Data entries:
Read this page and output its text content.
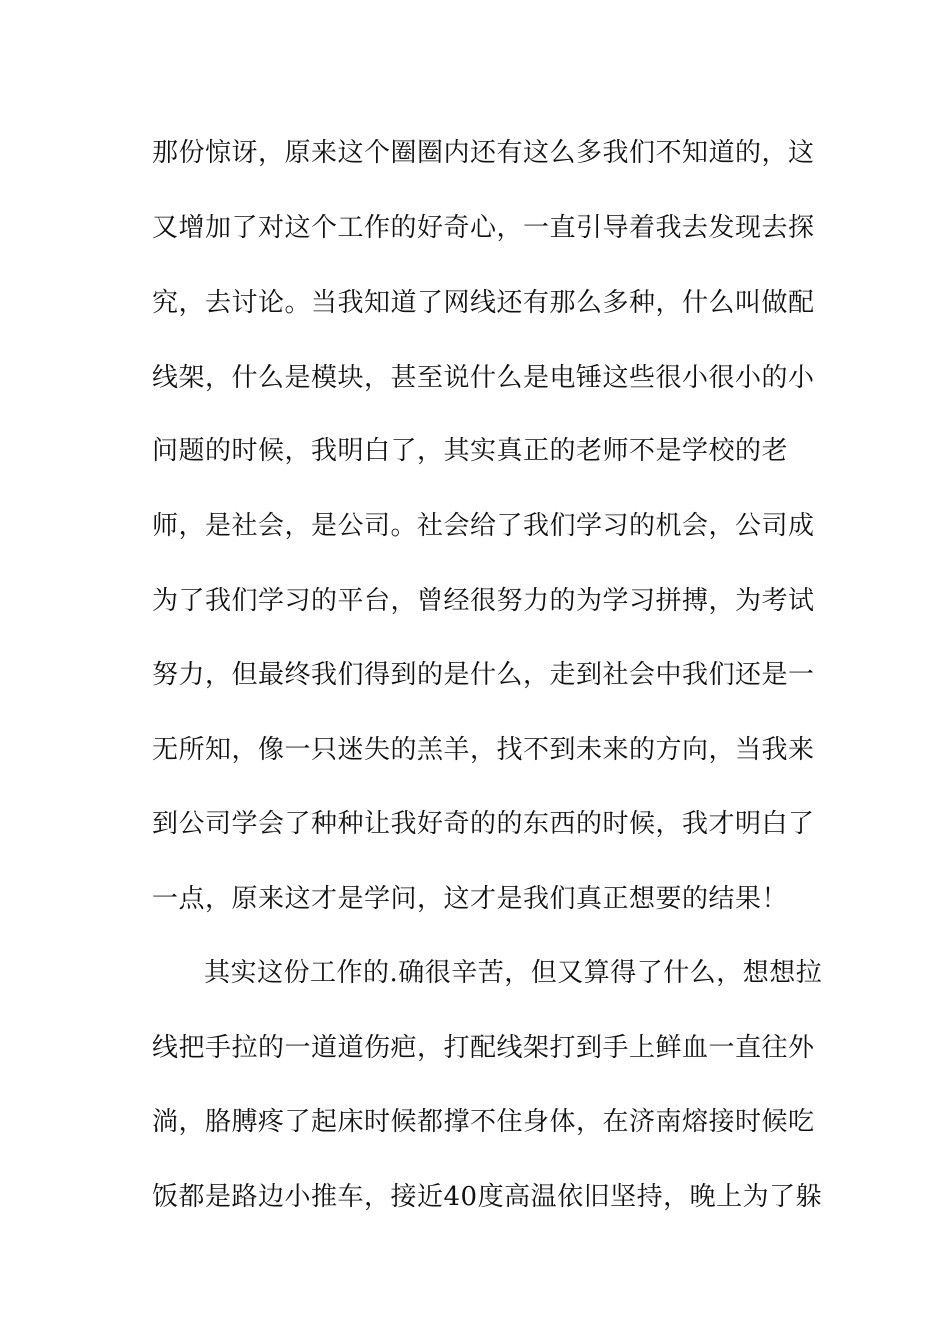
那份惊讶，原来这个圈圈内还有这么多我们不知道的，这
又增加了对这个工作的好奇心，一直引导着我去发现去探
究，去讨论。当我知道了网线还有那么多种，什么叫做配
线架，什么是模块，甚至说什么是电锤这些很小很小的小
问题的时候，我明白了，其实真正的老师不是学校的老
师，是社会，是公司。社会给了我们学习的机会，公司成
为了我们学习的平台，曾经很努力的为学习拼搏，为考试
努力，但最终我们得到的是什么，走到社会中我们还是一
无所知，像一只迷失的羔羊，找不到未来的方向，当我来
到公司学会了种种让我好奇的的东西的时候，我才明白了
一点，原来这才是学问，这才是我们真正想要的结果！
其实这份工作的.确很辛苦，但又算得了什么，想想拉
线把手拉的一道道伤疤，打配线架打到手上鲜血一直往外
淌，胳膊疼了起床时候都撑不住身体，在济南熔接时候吃
饭都是路边小推车，接近40度高温依旧坚持，晚上为了躲
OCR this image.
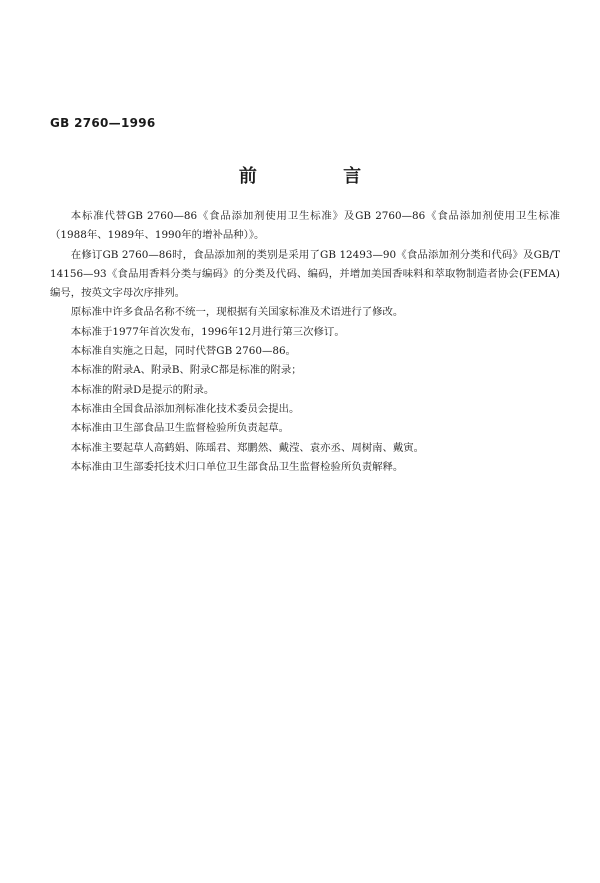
GB 2760—1996
前 言

本标准代替GB 2760—86《食品添加剂使用卫生标准》及GB 2760—86《食品添加剂使用卫生标准（1988年、1989年、1990年的增补品种）》。

在修订GB 2760—86时，食品添加剂的类别是采用了GB 12493—90《食品添加剂分类和代码》及GB/T 14156—93《食品用香料分类与编码》的分类及代码、编码，并增加美国香味料和萃取物制造者协会(FEMA)编号，按英文字母次序排列。

原标准中许多食品名称不统一，现根据有关国家标准及术语进行了修改。

本标准于1977年首次发布，1996年12月进行第三次修订。

本标准自实施之日起，同时代替GB 2760—86。

本标准的附录A、附录B、附录C都是标准的附录；

本标准的附录D是提示的附录。

本标准由全国食品添加剂标准化技术委员会提出。

本标准由卫生部食品卫生监督检验所负责起草。

本标准主要起草人高鹤娟、陈瑶君、郑鹏然、戴滢、袁亦丞、周树南、戴寅。

本标准由卫生部委托技术归口单位卫生部食品卫生监督检验所负责解释。
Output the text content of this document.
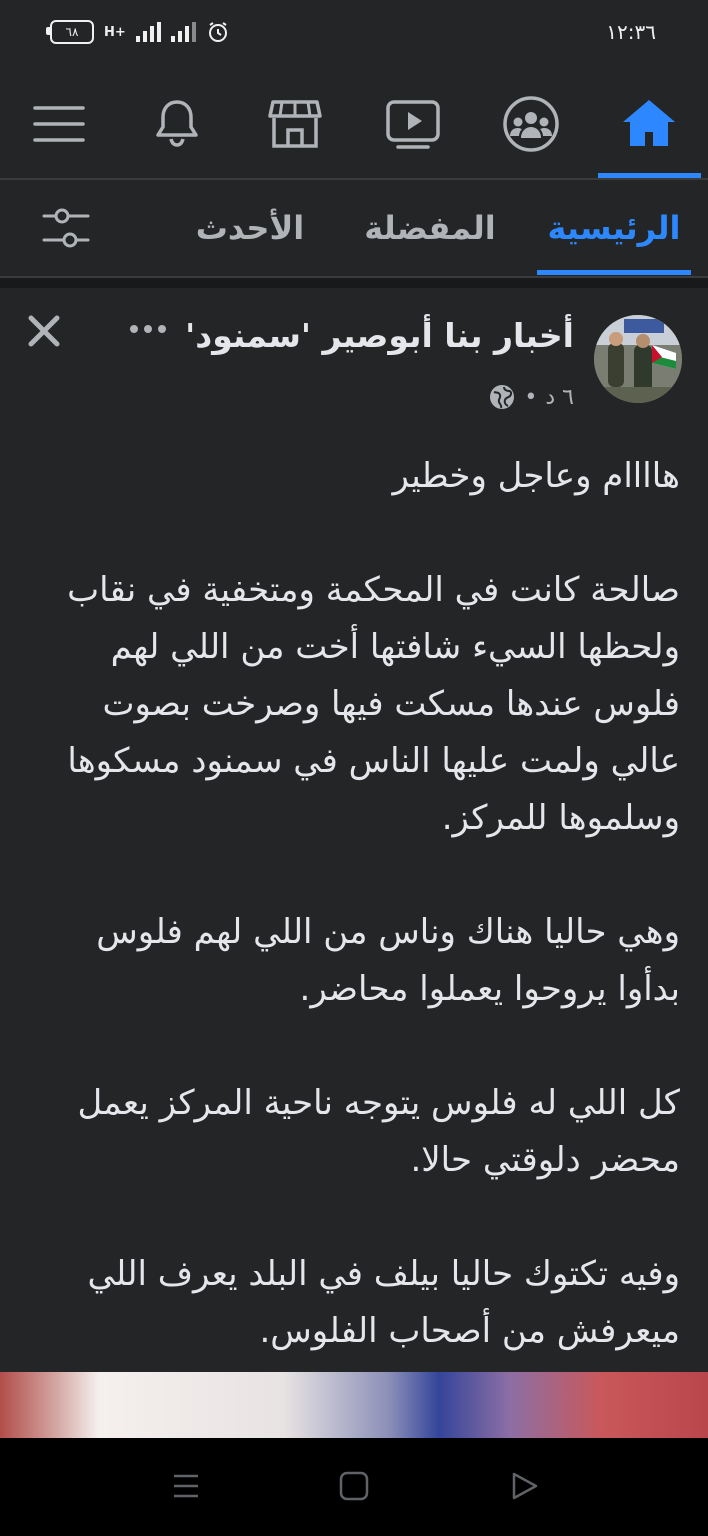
٦٨ H+	١٢:٣٦
الرئيسية
المفضلة
الأحدث
أخبار بنا أبوصير 'سمنود'
٦ د
•

هاااام وعاجل وخطير

صالحة كانت في المحكمة ومتخفية في نقاب ولحظها السيء شافتها أخت من اللي لهم فلوس عندها مسكت فيها وصرخت بصوت عالي ولمت عليها الناس في سمنود مسكوها وسلموها للمركز.

وهي حاليا هناك وناس من اللي لهم فلوس بدأوا يروحوا يعملوا محاضر.

كل اللي له فلوس يتوجه ناحية المركز يعمل محضر دلوقتي حالا.

وفيه تكتوك حاليا بيلف في البلد يعرف اللي ميعرفش من أصحاب الفلوس.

INSTRUCTIONS FOR THE TASK:
Would you set down the listing exactly, omitting pictures?

SOLUTION BELOW:
Read this page and output its text content.
那份惊讶，原来这个圈圈内还有这么多我们不知道的，这
又增加了对这个工作的好奇心，一直引导着我去发现去探
究，去讨论。当我知道了网线还有那么多种，什么叫做配
线架，什么是模块，甚至说什么是电锤这些很小很小的小
问题的时候，我明白了，其实真正的老师不是学校的老
师，是社会，是公司。社会给了我们学习的机会，公司成
为了我们学习的平台，曾经很努力的为学习拼搏，为考试
努力，但最终我们得到的是什么，走到社会中我们还是一
无所知，像一只迷失的羔羊，找不到未来的方向，当我来
到公司学会了种种让我好奇的的东西的时候，我才明白了
一点，原来这才是学问，这才是我们真正想要的结果！
其实这份工作的.确很辛苦，但又算得了什么，想想拉
线把手拉的一道道伤疤，打配线架打到手上鲜血一直往外
淌，胳膊疼了起床时候都撑不住身体，在济南熔接时候吃
饭都是路边小推车，接近40度高温依旧坚持，晚上为了躲
OCR this image.
GB 2760—1996
前 言

本标准代替GB 2760—86《食品添加剂使用卫生标准》及GB 2760—86《食品添加剂使用卫生标准（1988年、1989年、1990年的增补品种）》。

在修订GB 2760—86时，食品添加剂的类别是采用了GB 12493—90《食品添加剂分类和代码》及GB/T 14156—93《食品用香料分类与编码》的分类及代码、编码，并增加美国香味料和萃取物制造者协会(FEMA)编号，按英文字母次序排列。

原标准中许多食品名称不统一，现根据有关国家标准及术语进行了修改。

本标准于1977年首次发布，1996年12月进行第三次修订。

本标准自实施之日起，同时代替GB 2760—86。

本标准的附录A、附录B、附录C都是标准的附录；

本标准的附录D是提示的附录。

本标准由全国食品添加剂标准化技术委员会提出。

本标准由卫生部食品卫生监督检验所负责起草。

本标准主要起草人高鹤娟、陈瑶君、郑鹏然、戴滢、袁亦丞、周树南、戴寅。

本标准由卫生部委托技术归口单位卫生部食品卫生监督检验所负责解释。
Output the text content of this document.
٦٨ H+	١٢:٣٦
الرئيسية
المفضلة
الأحدث
أخبار بنا أبوصير 'سمنود'
٦ د
•

هاااام وعاجل وخطير

صالحة كانت في المحكمة ومتخفية في نقاب ولحظها السيء شافتها أخت من اللي لهم فلوس عندها مسكت فيها وصرخت بصوت عالي ولمت عليها الناس في سمنود مسكوها وسلموها للمركز.

وهي حاليا هناك وناس من اللي لهم فلوس بدأوا يروحوا يعملوا محاضر.

كل اللي له فلوس يتوجه ناحية المركز يعمل محضر دلوقتي حالا.

وفيه تكتوك حاليا بيلف في البلد يعرف اللي ميعرفش من أصحاب الفلوس.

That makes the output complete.